From the listing below, copy every line with the word "SANMING".

------------

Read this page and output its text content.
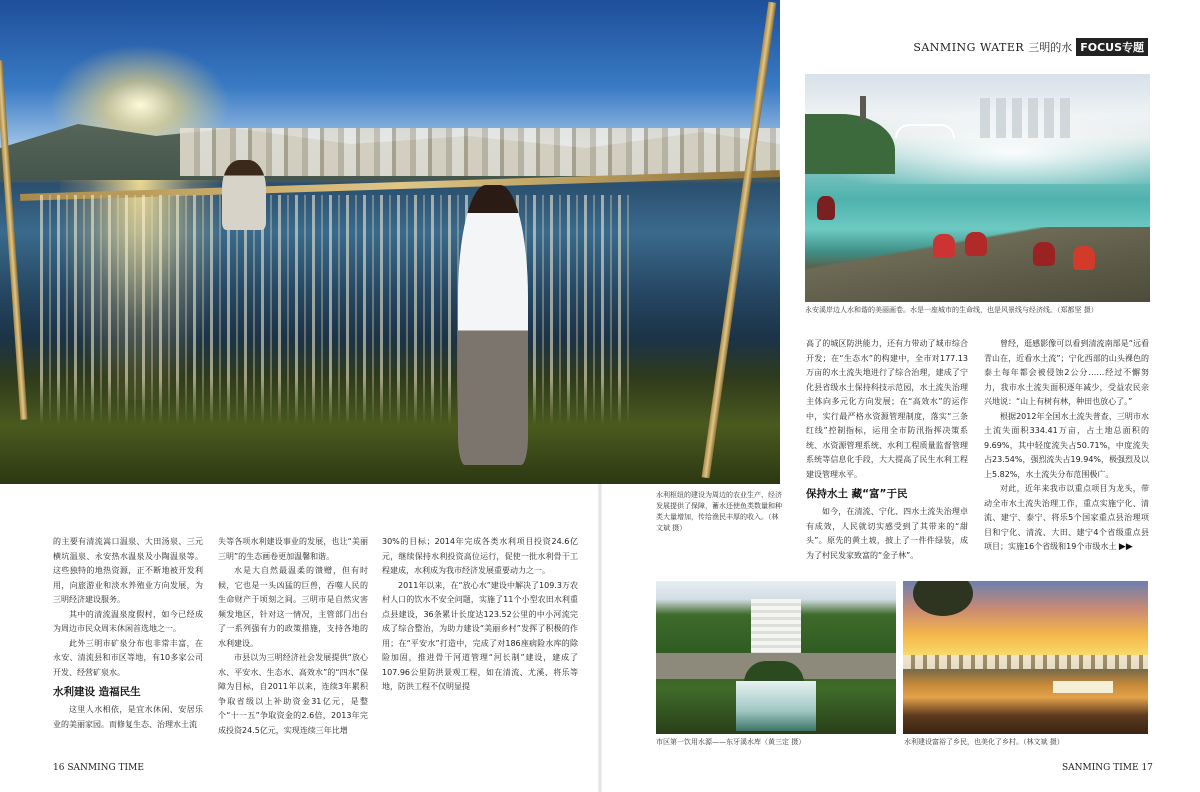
SANMING WATER 三明的水 FOCUS专题
永安溪岸边人水和谐的美丽画卷。水是一座城市的生命线，也是风景线与经济线。（郑都坚 摄）
水利枢纽的建设为周边的农业生产、经济发展提供了保障，蓄水还使鱼类数量和种类大量增加，传给渔民丰厚的收入。（林文斌 摄）

的主要有清流嵩口温泉、大田汤泉、三元横坑温泉、永安热水温泉及小陶温泉等。这些独特的地热资源，正不断地被开发利用，向旅游业和淡水养殖业方向发展，为三明经济建设服务。

其中的清流温泉度假村，如今已经成为周边市民众周末休闲首选地之一。

此外三明市矿泉分布也非常丰富，在永安、清流县和市区等地，有10多家公司开发、经营矿泉水。

水利建设 造福民生

这里人水相依，是宜水休闲、安居乐业的美丽家园。而修复生态、治理水土流

失等各项水利建设事业的发展，也让“美丽三明”的生态画卷更加温馨和谐。

水是大自然最温柔的馈赠，但有时候，它也是一头凶猛的巨兽，吞噬人民的生命财产于顷刻之间。三明市是自然灾害频发地区，针对这一情况，主管部门出台了一系列强有力的政策措施，支持各地的水利建设。

市县以为三明经济社会发展提供“放心水、平安水、生态水、高效水”的“四水”保障为目标，自2011年以来，连续3年累积争取省级以上补助资金31亿元，是整个“十一五”争取资金的2.6倍，2013年完成投资24.5亿元，实现连续三年比增

30%的目标；2014年完成各类水利项目投资24.6亿元，继续保持水利投资高位运行，促使一批水利骨干工程建成，水利成为我市经济发展重要动力之一。

2011年以来，在“放心水”建设中解决了109.3万农村人口的饮水不安全问题，实施了11个小型农田水利重点县建设，36条累计长度达123.52公里的中小河流完成了综合整治，为助力建设“美丽乡村”发挥了积极的作用；在“平安水”打造中，完成了对186座病险水库的除险加固，推进骨干河道管理“河长制”建设，建成了107.96公里防洪景观工程，如在清流、尤溪、将乐等地，防洪工程不仅明显提

高了的城区防洪能力，还有力带动了城市综合开发；在“生态水”的构建中，全市对177.13万亩的水土流失地进行了综合治理，建成了宁化县省级水土保持科技示范园，水土流失治理主体向多元化方向发展；在“高效水”的运作中，实行最严格水资源管理制度，落实“三条红线”控制指标，运用全市防汛指挥决策系统、水资源管理系统、水利工程质量监督管理系统等信息化手段，大大提高了民生水利工程建设管理水平。

保持水土 藏“富”于民

如今，在清流、宁化、四水土流失治理卓有成效，人民就切实感受到了其带来的“甜头”。原先的黄土坡，披上了一件件绿装，成为了村民发家致富的“金子林”。

曾经，逛感影像可以看到清流南部是“远看青山在，近看水土流”；宁化西部的山头裸色的泰土每年都会被侵蚀2公分……经过不懈努力，我市水土流失面积逐年减少，受益农民亲兴地说：“山上有树有林，种田也放心了。”

根据2012年全国水土流失普查，三明市水土流失面积334.41万亩，占土地总面积的9.69%，其中轻度流失占50.71%，中度流失占23.54%，强烈流失占19.94%，极强烈及以上5.82%，水土流失分布范围极广。

对此，近年来我市以重点项目为龙头，带动全市水土流失治理工作，重点实施宁化、清流、建宁、泰宁、将乐5个国家重点县治理项目和宁化、清流、大田、建宁4个省级重点县项目；实施16个省级和19个市级水土 ▶▶

市区第一饮用水源——东牙溪水库（黄三定 摄）	水利建设富裕了乡民，也美化了乡村。（林文斌 摄）
16 SANMING TIME	SANMING TIME 17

------------

▶ [Correct result]:
SANMING WATER 三明的水 FOCUS专题
16 SANMING TIME	SANMING TIME 17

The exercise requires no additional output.